▸ **Spatial layout entries**

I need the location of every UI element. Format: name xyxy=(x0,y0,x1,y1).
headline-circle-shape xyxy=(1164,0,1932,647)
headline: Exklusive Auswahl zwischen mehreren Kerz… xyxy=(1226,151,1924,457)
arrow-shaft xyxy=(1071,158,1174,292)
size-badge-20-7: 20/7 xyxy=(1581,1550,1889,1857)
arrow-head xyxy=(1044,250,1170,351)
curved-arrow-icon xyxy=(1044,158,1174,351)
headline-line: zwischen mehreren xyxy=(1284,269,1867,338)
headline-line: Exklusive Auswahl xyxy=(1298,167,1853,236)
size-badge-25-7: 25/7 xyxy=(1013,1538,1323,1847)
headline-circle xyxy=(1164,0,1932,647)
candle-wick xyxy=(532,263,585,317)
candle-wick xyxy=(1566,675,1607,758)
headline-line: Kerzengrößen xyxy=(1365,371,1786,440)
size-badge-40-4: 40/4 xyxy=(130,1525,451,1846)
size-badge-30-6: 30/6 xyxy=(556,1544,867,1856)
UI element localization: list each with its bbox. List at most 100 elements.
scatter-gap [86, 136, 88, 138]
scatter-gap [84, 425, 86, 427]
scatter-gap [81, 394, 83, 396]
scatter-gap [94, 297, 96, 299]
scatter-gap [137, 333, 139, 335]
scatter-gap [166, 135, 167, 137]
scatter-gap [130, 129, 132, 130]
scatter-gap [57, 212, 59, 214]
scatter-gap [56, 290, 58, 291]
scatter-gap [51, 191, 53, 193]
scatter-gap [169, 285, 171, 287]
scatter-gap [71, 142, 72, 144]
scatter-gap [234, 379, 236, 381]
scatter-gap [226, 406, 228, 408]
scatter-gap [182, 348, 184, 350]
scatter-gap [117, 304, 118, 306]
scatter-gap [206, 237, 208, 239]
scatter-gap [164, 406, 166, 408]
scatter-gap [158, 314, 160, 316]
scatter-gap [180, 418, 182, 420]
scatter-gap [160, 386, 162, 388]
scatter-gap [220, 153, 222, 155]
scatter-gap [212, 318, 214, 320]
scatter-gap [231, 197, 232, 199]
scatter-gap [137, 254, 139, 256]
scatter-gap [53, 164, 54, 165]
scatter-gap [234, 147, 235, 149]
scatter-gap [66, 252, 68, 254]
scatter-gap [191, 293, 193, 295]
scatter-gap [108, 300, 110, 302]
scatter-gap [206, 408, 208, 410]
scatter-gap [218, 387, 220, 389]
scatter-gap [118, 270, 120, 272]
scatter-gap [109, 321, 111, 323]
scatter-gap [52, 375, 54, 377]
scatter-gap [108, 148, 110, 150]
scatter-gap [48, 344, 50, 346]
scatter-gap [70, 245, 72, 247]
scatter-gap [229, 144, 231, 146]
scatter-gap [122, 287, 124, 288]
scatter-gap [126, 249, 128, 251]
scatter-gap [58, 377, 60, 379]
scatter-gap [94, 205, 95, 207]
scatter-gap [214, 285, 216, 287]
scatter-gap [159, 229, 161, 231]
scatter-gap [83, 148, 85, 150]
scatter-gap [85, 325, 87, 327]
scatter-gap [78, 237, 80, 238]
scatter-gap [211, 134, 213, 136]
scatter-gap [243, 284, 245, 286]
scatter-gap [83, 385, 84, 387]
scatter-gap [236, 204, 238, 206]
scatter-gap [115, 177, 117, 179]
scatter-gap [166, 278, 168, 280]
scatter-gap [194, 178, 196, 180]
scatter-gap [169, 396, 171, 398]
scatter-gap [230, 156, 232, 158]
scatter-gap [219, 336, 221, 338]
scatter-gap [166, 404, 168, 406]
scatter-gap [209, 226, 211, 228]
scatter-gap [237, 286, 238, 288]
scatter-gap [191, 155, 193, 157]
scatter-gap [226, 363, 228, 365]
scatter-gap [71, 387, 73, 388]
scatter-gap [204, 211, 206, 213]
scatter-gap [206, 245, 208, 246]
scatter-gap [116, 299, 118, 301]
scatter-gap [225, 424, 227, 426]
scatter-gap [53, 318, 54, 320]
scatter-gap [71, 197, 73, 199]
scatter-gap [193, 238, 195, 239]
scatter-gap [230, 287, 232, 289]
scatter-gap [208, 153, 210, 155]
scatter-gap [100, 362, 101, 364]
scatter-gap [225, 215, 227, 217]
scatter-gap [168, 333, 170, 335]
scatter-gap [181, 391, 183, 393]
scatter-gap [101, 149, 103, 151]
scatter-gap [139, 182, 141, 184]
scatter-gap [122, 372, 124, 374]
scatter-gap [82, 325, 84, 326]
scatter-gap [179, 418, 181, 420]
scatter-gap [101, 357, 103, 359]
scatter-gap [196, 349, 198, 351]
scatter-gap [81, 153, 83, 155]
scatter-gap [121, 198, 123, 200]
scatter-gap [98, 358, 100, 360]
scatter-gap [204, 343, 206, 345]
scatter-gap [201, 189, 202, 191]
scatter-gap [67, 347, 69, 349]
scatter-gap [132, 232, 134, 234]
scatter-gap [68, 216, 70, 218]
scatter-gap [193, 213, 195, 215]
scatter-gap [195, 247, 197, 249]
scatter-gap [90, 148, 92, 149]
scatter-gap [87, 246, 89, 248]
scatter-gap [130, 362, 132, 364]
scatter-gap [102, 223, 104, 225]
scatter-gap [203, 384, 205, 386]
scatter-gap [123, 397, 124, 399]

▸ **EXERCISE**
Extract the lines from the first one through the line containing "headline-line: zwischen mehreren", including both ends, and reproduce them unchanged.

▸ **EXERCISE SOLUTION**
I need the location of every UI element. Format: name xyxy=(x0,y0,x1,y1).
headline-circle-shape xyxy=(1164,0,1932,647)
headline: Exklusive Auswahl zwischen mehreren Kerz… xyxy=(1226,151,1924,457)
arrow-shaft xyxy=(1071,158,1174,292)
size-badge-20-7: 20/7 xyxy=(1581,1550,1889,1857)
arrow-head xyxy=(1044,250,1170,351)
curved-arrow-icon xyxy=(1044,158,1174,351)
headline-line: zwischen mehreren xyxy=(1284,269,1867,338)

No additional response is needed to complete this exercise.